**Arbeitsauftrag**
Führen Sie den Text über die Einheitlichen Ansprechpartner in Nordrhein-Westfalen im Anschluss an seinen letzten Satz weiter.

**Auszug zum Lesen**
········

Abgeschlossenes Forschungsprojekt

Untersuchungsziel

Die Europäische Dienstleistungsrichtlinie (EU-DLRL) war bis zum 28.12.2009 in den EU-Mitgliedstaaten umzusetzen. Im Zentrum der EU-DLRL steht die flächendeckende Einrichtung von „Einheitlichen Ansprechpartnern“ (EA), die auf elektronischem Wege alle Informationsanfragen, Formalitäten und Verfahren aus einer Hand abwickeln, die für EU-Ausländer zur Aufnahme und Ausübung einer Dienstleistungstätigkeit im jeweiligen EU-Mitgliedsland erforderlich sind. Die Ausgestaltung der EA wurde in Deutschland den Bundesländern überlassen. Das Land Nordrhein-Westfalen hat die entsprechenden gesetzlichen Grundlagen für die Umsetzung bis Ende 2009 mit dem „Gesetz zur Bildung Einheitlicher Ansprechpartner in Nordrhein-Westfalen (EA-Gesetz NRW)“ geschaffen. Es hat sich dabei für das Kommunalmodell entschieden und die EA-Aufgaben den Kreisen und kreisfreien Städten übertragen. Nach dem EA-Gesetz NRW sind die 54 Kreise und kreisfreien Städte in Nordrhein-Westfalen angehalten, zur Wahrnehmung der EA-Aufgaben auf Grundlage öffentlich-rechtlicher Vereinbarungen interkommunale Kooperationen zu bilden oder ggf. auf vorhandene Kooperationen zurückzugreifen. Das IfM Bonn hat den Stand der Umsetzung des EA-Gesetzes in Nordrhein-Westfalen untersucht, um Erkenntnisse zu der Aufgabenerfüllung, der Inanspruchnahme und der Effektivität der EA zu gewinnen.

········

**Bereitgestellte Zeilen**
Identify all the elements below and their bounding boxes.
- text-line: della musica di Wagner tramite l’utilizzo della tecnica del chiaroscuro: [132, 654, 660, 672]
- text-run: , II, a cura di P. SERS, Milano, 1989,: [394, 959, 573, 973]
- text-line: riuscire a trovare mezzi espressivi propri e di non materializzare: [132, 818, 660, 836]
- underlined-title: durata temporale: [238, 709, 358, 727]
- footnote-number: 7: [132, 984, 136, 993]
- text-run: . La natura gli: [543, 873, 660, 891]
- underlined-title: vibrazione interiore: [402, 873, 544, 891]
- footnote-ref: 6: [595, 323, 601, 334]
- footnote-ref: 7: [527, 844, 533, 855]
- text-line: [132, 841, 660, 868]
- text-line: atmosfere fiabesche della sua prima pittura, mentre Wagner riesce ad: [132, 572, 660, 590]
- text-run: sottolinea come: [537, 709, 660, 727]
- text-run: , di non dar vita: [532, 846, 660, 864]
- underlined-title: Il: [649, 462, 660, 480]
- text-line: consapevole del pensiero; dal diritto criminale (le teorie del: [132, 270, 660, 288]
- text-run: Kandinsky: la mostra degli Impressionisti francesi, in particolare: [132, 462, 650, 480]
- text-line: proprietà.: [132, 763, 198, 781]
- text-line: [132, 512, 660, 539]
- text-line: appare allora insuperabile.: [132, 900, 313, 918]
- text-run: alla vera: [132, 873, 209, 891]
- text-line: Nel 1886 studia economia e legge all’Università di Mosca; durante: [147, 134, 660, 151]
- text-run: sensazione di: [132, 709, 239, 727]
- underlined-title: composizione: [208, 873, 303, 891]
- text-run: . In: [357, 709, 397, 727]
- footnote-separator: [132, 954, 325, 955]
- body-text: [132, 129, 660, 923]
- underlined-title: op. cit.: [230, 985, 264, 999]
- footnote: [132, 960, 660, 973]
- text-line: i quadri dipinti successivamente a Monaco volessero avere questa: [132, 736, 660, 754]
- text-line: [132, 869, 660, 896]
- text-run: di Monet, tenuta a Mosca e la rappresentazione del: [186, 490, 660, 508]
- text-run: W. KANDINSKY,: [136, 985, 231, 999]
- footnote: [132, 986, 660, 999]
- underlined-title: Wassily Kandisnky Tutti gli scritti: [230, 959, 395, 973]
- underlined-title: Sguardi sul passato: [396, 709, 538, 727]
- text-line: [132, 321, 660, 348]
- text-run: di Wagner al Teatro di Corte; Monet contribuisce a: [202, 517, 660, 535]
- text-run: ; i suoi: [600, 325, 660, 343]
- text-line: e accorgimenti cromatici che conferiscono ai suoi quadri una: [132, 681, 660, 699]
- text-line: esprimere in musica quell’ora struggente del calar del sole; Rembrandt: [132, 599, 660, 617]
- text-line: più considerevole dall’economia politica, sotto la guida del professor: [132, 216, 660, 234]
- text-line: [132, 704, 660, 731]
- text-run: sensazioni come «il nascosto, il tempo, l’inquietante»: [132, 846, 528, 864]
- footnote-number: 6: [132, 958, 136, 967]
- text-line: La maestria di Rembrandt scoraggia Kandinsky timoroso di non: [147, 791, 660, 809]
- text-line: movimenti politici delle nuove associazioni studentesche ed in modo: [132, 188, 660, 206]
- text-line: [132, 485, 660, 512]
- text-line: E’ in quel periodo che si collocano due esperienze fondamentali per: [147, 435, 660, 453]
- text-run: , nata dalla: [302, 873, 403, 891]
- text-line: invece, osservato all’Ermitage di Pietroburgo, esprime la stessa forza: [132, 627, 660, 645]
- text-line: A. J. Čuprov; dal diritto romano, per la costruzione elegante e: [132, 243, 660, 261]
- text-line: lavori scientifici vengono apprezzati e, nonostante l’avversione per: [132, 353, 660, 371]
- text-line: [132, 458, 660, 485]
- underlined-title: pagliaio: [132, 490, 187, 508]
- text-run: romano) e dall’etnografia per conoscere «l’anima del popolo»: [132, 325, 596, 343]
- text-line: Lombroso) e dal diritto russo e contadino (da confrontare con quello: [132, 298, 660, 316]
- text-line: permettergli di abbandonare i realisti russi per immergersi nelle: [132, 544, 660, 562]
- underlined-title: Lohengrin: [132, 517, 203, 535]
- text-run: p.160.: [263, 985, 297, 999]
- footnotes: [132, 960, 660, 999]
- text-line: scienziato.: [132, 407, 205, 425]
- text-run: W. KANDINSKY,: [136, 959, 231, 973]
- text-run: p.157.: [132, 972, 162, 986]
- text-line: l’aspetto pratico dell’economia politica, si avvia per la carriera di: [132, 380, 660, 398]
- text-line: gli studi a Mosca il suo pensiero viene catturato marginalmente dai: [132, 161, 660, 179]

········

**Lösung zur Aufgabe**
Organisationsstruktur der Einheitlichen Ansprechpartner

Ende September 2010 gab es in Nordrhein-Westfalen 21 EA, davon waren elf als Single-EA und zehn als Kooperations-EA organisiert. Im Durchschnitt beträgt die Personalausstattung der Single-EA 0,6 und der Kooperations-EA 1,2 Vollzeitstellen. Diese Personalausstattung ist ausreichend, um das gegenwärtig noch sehr geringe Anfrageaufkommen zu bewältigen.

Sehr gute Erreichbarkeit der Einheitlichen Ansprechpartner

Die Erreichbarkeit der EA ist in hohem Maße gegeben. Im Durchschnitt sind alle EA sowohl persönlich als auch telefonisch neun Stunden pro Tag erreichbar. Dies geht weit über die Vorgaben der EU-DLRL hinaus, die prioritär die elektronische Erreichbarkeit vorsieht. Die elektronische Erreichbarkeit rund um die Uhr ist bei allen EA verwirklicht.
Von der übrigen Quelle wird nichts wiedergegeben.